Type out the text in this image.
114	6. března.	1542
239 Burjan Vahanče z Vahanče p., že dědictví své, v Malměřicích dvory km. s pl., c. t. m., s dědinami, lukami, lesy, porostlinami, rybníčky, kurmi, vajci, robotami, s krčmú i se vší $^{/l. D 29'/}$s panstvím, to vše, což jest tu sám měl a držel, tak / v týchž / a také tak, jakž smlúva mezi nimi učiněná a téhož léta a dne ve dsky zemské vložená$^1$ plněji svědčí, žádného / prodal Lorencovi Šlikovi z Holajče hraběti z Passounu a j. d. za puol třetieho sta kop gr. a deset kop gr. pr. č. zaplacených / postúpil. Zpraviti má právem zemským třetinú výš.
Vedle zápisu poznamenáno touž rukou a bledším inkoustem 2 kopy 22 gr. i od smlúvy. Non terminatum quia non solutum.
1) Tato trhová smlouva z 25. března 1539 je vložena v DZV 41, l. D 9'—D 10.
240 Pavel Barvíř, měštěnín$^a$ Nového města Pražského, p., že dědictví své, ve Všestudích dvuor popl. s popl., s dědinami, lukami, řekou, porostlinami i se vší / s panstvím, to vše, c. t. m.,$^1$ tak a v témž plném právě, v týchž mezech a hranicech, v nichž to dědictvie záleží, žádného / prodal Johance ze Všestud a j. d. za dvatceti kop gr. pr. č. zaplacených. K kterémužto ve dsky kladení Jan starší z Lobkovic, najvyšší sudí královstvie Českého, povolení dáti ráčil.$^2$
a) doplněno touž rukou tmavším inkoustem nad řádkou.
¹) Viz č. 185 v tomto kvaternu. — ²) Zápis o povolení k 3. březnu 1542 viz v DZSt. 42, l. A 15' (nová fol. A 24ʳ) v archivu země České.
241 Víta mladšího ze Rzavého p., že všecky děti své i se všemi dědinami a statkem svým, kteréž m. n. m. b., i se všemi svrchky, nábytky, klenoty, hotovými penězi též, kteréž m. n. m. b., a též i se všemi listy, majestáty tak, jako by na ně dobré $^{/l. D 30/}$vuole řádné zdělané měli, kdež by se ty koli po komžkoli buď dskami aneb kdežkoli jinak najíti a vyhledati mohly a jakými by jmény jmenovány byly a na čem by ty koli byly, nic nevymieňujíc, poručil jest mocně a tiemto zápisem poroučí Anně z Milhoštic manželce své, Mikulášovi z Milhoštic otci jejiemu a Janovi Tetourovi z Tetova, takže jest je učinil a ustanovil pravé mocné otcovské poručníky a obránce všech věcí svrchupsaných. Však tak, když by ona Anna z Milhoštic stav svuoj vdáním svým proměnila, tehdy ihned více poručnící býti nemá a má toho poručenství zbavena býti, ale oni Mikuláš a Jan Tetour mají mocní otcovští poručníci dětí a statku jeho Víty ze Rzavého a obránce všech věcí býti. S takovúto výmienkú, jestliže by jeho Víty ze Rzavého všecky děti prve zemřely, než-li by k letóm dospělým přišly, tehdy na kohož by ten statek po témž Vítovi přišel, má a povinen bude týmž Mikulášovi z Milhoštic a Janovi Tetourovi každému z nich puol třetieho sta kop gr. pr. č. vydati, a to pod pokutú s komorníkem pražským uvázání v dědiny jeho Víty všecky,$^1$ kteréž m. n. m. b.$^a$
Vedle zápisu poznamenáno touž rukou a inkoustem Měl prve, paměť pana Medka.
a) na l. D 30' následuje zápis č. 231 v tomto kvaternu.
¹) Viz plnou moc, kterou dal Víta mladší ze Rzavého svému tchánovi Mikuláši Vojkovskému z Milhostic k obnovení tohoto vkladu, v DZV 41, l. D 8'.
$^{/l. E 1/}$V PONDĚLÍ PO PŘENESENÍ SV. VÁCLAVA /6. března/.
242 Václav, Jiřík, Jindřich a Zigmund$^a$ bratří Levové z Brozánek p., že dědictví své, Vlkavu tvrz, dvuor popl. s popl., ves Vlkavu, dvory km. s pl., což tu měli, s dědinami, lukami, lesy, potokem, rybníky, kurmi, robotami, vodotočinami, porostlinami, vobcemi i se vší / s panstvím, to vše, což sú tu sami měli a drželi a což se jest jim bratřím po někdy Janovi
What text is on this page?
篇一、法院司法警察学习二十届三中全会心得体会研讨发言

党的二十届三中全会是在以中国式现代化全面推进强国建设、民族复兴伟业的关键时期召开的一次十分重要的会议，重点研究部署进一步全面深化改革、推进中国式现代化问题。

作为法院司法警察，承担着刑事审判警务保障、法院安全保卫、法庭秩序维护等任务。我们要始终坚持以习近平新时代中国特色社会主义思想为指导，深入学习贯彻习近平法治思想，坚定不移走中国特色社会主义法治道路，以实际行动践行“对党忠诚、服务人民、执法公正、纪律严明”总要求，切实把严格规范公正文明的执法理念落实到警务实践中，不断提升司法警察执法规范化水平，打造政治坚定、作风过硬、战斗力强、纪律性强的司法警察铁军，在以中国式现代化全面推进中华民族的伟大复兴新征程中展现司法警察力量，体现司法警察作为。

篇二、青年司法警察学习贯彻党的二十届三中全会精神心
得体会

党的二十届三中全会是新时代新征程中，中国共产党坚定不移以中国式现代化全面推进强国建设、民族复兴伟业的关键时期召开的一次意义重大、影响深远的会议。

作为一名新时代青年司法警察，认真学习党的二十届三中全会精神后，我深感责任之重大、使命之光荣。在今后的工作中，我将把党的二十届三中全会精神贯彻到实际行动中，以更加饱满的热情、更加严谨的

◆ **YOUR TASK**:
Copy out each line exactly as written.

◆ **REPLY TO THE EXERCISE**:
Type out the text in this image.
114	6. března.	1542
239 Burjan Vahanče z Vahanče p., že dědictví své, v Malměřicích dvory km. s pl., c. t. m., s dědinami, lukami, lesy, porostlinami, rybníčky, kurmi, vajci, robotami, s krčmú i se vší $^{/l. D 29'/}$s panstvím, to vše, což jest tu sám měl a držel, tak / v týchž / a také tak, jakž smlúva mezi nimi učiněná a téhož léta a dne ve dsky zemské vložená$^1$ plněji svědčí, žádného / prodal Lorencovi Šlikovi z Holajče hraběti z Passounu a j. d. za puol třetieho sta kop gr. a deset kop gr. pr. č. zaplacených / postúpil. Zpraviti má právem zemským třetinú výš.
Vedle zápisu poznamenáno touž rukou a bledším inkoustem 2 kopy 22 gr. i od smlúvy. Non terminatum quia non solutum.
1) Tato trhová smlouva z 25. března 1539 je vložena v DZV 41, l. D 9'—D 10.
240 Pavel Barvíř, měštěnín$^a$ Nového města Pražského, p., že dědictví své, ve Všestudích dvuor popl. s popl., s dědinami, lukami, řekou, porostlinami i se vší / s panstvím, to vše, c. t. m.,$^1$ tak a v témž plném právě, v týchž mezech a hranicech, v nichž to dědictvie záleží, žádného / prodal Johance ze Všestud a j. d. za dvatceti kop gr. pr. č. zaplacených. K kterémužto ve dsky kladení Jan starší z Lobkovic, najvyšší sudí královstvie Českého, povolení dáti ráčil.$^2$
a) doplněno touž rukou tmavším inkoustem nad řádkou.
¹) Viz č. 185 v tomto kvaternu. — ²) Zápis o povolení k 3. březnu 1542 viz v DZSt. 42, l. A 15' (nová fol. A 24ʳ) v archivu země České.
241 Víta mladšího ze Rzavého p., že všecky děti své i se všemi dědinami a statkem svým, kteréž m. n. m. b., i se všemi svrchky, nábytky, klenoty, hotovými penězi též, kteréž m. n. m. b., a též i se všemi listy, majestáty tak, jako by na ně dobré $^{/l. D 30/}$vuole řádné zdělané měli, kdež by se ty koli po komžkoli buď dskami aneb kdežkoli jinak najíti a vyhledati mohly a jakými by jmény jmenovány byly a na čem by ty koli byly, nic nevymieňujíc, poručil jest mocně a tiemto zápisem poroučí Anně z Milhoštic manželce své, Mikulášovi z Milhoštic otci jejiemu a Janovi Tetourovi z Tetova, takže jest je učinil a ustanovil pravé mocné otcovské poručníky a obránce všech věcí svrchupsaných. Však tak, když by ona Anna z Milhoštic stav svuoj vdáním svým proměnila, tehdy ihned více poručnící býti nemá a má toho poručenství zbavena býti, ale oni Mikuláš a Jan Tetour mají mocní otcovští poručníci dětí a statku jeho Víty ze Rzavého a obránce všech věcí býti. S takovúto výmienkú, jestliže by jeho Víty ze Rzavého všecky děti prve zemřely, než-li by k letóm dospělým přišly, tehdy na kohož by ten statek po témž Vítovi přišel, má a povinen bude týmž Mikulášovi z Milhoštic a Janovi Tetourovi každému z nich puol třetieho sta kop gr. pr. č. vydati, a to pod pokutú s komorníkem pražským uvázání v dědiny jeho Víty všecky,$^1$ kteréž m. n. m. b.$^a$
Vedle zápisu poznamenáno touž rukou a inkoustem Měl prve, paměť pana Medka.
a) na l. D 30' následuje zápis č. 231 v tomto kvaternu.
¹) Viz plnou moc, kterou dal Víta mladší ze Rzavého svému tchánovi Mikuláši Vojkovskému z Milhostic k obnovení tohoto vkladu, v DZV 41, l. D 8'.
$^{/l. E 1/}$V PONDĚLÍ PO PŘENESENÍ SV. VÁCLAVA /6. března/.
242 Václav, Jiřík, Jindřich a Zigmund$^a$ bratří Levové z Brozánek p., že dědictví své, Vlkavu tvrz, dvuor popl. s popl., ves Vlkavu, dvory km. s pl., což tu měli, s dědinami, lukami, lesy, potokem, rybníky, kurmi, robotami, vodotočinami, porostlinami, vobcemi i se vší / s panstvím, to vše, což sú tu sami měli a drželi a což se jest jim bratřím po někdy Janovi
What text is on this page?
篇一、法院司法警察学习二十届三中全会心得体会研讨发言

党的二十届三中全会是在以中国式现代化全面推进强国建设、民族复兴伟业的关键时期召开的一次十分重要的会议，重点研究部署进一步全面深化改革、推进中国式现代化问题。

作为法院司法警察，承担着刑事审判警务保障、法院安全保卫、法庭秩序维护等任务。我们要始终坚持以习近平新时代中国特色社会主义思想为指导，深入学习贯彻习近平法治思想，坚定不移走中国特色社会主义法治道路，以实际行动践行“对党忠诚、服务人民、执法公正、纪律严明”总要求，切实把严格规范公正文明的执法理念落实到警务实践中，不断提升司法警察执法规范化水平，打造政治坚定、作风过硬、战斗力强、纪律性强的司法警察铁军，在以中国式现代化全面推进中华民族的伟大复兴新征程中展现司法警察力量，体现司法警察作为。

篇二、青年司法警察学习贯彻党的二十届三中全会精神心
得体会

党的二十届三中全会是新时代新征程中，中国共产党坚定不移以中国式现代化全面推进强国建设、民族复兴伟业的关键时期召开的一次意义重大、影响深远的会议。

作为一名新时代青年司法警察，认真学习党的二十届三中全会精神后，我深感责任之重大、使命之光荣。在今后的工作中，我将把党的二十届三中全会精神贯彻到实际行动中，以更加饱满的热情、更加严谨的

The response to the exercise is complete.